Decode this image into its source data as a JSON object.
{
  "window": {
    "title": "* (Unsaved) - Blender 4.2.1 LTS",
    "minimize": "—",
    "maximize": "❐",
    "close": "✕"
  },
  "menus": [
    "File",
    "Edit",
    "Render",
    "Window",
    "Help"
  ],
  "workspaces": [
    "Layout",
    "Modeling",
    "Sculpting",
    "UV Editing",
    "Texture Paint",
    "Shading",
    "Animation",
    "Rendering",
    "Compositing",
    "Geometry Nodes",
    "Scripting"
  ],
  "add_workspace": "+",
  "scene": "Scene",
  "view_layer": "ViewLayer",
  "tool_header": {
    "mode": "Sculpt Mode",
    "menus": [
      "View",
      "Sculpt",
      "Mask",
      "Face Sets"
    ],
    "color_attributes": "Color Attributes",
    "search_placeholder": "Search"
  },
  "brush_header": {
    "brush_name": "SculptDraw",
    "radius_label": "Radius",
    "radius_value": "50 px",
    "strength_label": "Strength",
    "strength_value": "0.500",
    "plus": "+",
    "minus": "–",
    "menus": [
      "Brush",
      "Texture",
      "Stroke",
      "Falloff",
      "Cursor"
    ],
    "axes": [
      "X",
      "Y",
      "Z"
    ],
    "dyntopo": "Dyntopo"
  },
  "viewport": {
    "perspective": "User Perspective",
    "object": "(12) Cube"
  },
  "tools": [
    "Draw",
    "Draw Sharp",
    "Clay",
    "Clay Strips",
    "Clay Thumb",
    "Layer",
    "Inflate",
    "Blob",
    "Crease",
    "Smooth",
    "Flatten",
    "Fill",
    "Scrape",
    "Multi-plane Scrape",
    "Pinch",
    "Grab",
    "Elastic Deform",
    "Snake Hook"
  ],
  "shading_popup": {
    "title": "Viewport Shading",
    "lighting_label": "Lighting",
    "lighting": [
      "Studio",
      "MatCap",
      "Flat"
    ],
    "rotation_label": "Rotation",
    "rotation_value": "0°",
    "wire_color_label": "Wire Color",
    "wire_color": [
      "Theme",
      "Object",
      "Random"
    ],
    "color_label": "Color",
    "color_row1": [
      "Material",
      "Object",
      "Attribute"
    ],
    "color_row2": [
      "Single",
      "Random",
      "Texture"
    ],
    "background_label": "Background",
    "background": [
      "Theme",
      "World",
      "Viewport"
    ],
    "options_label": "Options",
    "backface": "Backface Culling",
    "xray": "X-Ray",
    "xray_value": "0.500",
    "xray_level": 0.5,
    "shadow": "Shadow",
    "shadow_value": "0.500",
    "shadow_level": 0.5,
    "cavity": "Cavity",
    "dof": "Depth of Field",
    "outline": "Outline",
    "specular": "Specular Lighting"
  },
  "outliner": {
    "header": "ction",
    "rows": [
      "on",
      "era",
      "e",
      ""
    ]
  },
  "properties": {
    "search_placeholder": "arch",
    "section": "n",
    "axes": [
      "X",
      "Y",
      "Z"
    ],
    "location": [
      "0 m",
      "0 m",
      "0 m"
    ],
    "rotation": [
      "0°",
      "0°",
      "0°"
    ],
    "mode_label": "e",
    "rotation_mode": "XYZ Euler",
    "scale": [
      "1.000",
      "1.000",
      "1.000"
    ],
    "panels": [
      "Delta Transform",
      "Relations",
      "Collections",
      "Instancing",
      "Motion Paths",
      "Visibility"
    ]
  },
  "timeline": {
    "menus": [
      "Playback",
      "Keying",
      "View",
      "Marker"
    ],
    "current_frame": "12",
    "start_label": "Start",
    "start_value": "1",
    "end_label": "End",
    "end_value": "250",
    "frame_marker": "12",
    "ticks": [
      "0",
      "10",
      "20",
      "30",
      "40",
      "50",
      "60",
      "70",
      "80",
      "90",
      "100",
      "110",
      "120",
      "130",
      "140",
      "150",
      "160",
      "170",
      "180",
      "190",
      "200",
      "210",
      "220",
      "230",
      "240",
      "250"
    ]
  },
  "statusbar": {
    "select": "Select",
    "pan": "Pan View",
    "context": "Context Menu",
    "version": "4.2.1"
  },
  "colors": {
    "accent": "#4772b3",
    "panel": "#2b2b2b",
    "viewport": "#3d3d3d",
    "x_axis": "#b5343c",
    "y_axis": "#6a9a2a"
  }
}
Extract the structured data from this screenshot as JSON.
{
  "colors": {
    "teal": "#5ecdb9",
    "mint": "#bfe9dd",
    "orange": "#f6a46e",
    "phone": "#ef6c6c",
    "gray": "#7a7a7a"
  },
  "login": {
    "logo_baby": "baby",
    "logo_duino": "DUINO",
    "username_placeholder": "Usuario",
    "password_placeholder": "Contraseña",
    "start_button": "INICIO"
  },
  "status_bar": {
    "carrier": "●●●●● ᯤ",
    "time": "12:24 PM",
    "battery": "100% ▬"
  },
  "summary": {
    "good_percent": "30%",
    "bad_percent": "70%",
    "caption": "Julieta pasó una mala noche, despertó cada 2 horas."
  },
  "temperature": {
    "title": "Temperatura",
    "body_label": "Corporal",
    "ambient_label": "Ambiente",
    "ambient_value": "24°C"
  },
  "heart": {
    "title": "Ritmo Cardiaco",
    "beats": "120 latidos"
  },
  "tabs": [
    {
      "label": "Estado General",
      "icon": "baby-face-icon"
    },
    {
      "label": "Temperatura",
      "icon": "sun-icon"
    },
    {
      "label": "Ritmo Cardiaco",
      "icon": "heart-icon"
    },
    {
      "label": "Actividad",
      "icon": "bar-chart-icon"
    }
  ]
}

WHAT IS NEEDED:
Gather every line from the entries above where the word "title" appears, and copy them.

WORKED SOLUTION:
    "title": "* (Unsaved) - Blender 4.2.1 LTS",
    "title": "Viewport Shading",
    "title": "Temperatura",
    "title": "Ritmo Cardiaco",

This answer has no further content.